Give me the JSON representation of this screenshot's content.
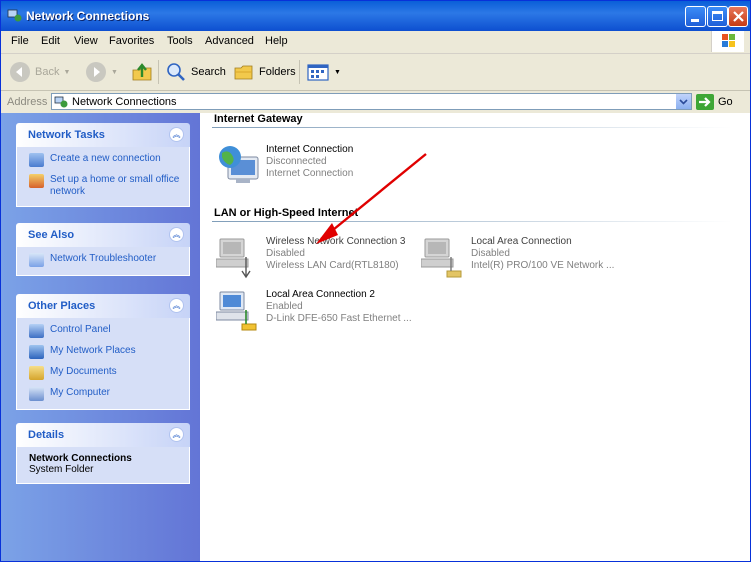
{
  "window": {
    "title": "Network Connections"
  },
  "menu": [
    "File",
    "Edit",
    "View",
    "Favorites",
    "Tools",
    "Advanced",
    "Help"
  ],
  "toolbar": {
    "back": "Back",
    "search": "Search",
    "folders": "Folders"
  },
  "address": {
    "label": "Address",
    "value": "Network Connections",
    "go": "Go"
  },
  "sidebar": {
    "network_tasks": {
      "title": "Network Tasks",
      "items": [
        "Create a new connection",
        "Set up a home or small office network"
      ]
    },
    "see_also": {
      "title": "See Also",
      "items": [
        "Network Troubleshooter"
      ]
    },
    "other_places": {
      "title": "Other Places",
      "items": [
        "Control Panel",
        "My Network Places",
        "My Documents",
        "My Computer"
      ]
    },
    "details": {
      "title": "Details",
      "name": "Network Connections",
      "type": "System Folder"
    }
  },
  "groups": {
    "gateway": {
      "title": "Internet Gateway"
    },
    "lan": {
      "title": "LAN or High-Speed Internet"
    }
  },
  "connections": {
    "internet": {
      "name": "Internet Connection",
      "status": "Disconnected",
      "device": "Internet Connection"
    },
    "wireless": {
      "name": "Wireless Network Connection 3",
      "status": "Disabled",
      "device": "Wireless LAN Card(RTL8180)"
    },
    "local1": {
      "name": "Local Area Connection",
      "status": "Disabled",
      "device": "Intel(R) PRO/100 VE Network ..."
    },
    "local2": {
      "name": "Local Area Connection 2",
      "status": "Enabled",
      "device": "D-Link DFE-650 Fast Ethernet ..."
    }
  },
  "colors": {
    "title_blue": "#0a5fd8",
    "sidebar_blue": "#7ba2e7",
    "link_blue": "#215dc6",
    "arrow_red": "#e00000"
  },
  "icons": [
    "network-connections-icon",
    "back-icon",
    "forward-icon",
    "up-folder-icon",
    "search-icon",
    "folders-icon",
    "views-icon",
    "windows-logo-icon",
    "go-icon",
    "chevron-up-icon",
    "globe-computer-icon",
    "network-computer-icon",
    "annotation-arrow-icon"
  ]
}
· · · ·
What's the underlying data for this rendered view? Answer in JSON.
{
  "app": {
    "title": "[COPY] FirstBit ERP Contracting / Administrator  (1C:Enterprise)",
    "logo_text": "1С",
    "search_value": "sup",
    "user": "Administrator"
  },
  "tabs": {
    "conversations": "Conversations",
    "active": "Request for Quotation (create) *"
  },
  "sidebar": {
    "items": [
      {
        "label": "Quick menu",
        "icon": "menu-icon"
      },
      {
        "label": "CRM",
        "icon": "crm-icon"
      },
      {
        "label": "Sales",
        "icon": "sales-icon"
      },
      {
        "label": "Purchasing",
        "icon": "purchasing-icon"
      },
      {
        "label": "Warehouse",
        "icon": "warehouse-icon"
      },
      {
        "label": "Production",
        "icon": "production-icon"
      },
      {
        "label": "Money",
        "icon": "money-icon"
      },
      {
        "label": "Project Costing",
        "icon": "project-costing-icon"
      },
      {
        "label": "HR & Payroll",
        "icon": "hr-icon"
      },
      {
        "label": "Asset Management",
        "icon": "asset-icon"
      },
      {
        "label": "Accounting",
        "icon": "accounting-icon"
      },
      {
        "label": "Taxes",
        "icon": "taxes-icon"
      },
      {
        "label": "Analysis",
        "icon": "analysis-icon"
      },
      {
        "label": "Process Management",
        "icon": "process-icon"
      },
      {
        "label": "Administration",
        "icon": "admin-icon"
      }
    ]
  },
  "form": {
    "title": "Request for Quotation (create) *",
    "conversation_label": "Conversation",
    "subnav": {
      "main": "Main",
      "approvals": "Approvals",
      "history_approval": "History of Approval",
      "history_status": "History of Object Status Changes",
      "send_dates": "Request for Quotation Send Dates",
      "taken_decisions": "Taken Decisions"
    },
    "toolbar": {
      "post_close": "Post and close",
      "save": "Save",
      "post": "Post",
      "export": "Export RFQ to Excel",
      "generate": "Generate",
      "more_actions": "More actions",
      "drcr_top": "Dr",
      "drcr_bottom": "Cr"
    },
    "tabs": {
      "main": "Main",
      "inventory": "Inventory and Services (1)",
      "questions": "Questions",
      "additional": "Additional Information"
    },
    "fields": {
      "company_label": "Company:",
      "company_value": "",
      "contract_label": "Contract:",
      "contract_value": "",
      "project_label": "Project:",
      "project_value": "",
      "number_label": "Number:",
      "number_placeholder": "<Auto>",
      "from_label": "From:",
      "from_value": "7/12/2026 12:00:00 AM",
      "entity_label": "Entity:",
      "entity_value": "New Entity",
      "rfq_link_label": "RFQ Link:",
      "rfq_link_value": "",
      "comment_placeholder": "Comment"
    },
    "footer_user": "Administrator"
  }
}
· · · ·
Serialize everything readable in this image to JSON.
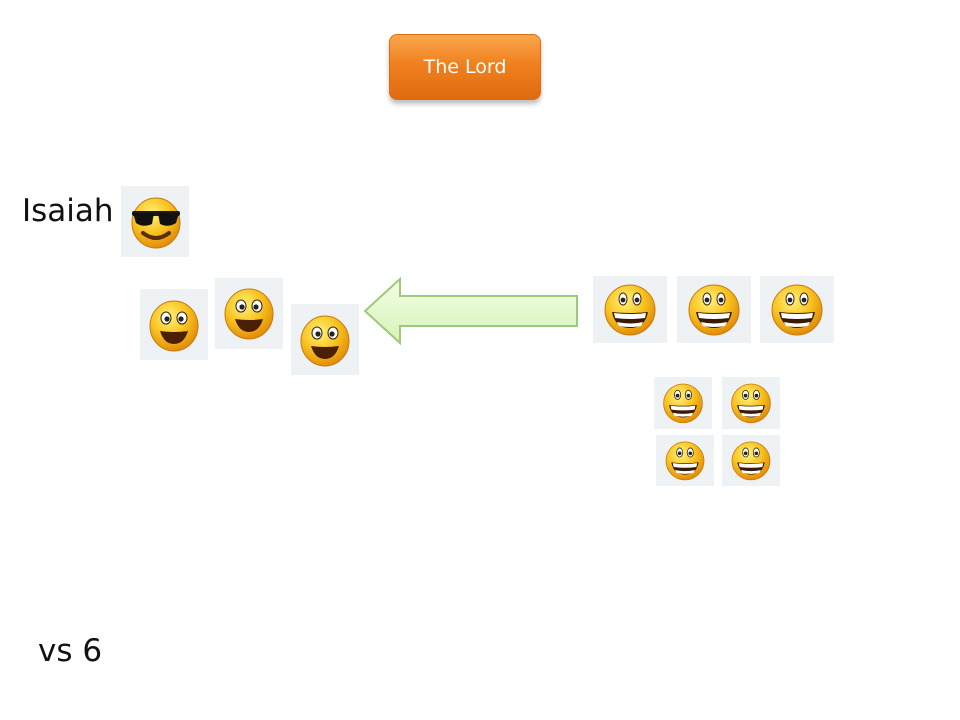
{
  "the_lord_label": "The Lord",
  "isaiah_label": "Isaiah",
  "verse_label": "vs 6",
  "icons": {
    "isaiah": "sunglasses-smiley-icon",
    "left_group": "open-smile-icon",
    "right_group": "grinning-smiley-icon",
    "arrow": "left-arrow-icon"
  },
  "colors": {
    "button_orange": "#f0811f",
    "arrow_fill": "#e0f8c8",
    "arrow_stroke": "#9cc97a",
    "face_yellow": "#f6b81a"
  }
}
· · · ·
▶ **Work to complete**
Find the lines above that include the string "History" and copy them.

▶ **Complete answer**
      "history_approval": "History of Approval",
      "history_status": "History of Object Status Changes",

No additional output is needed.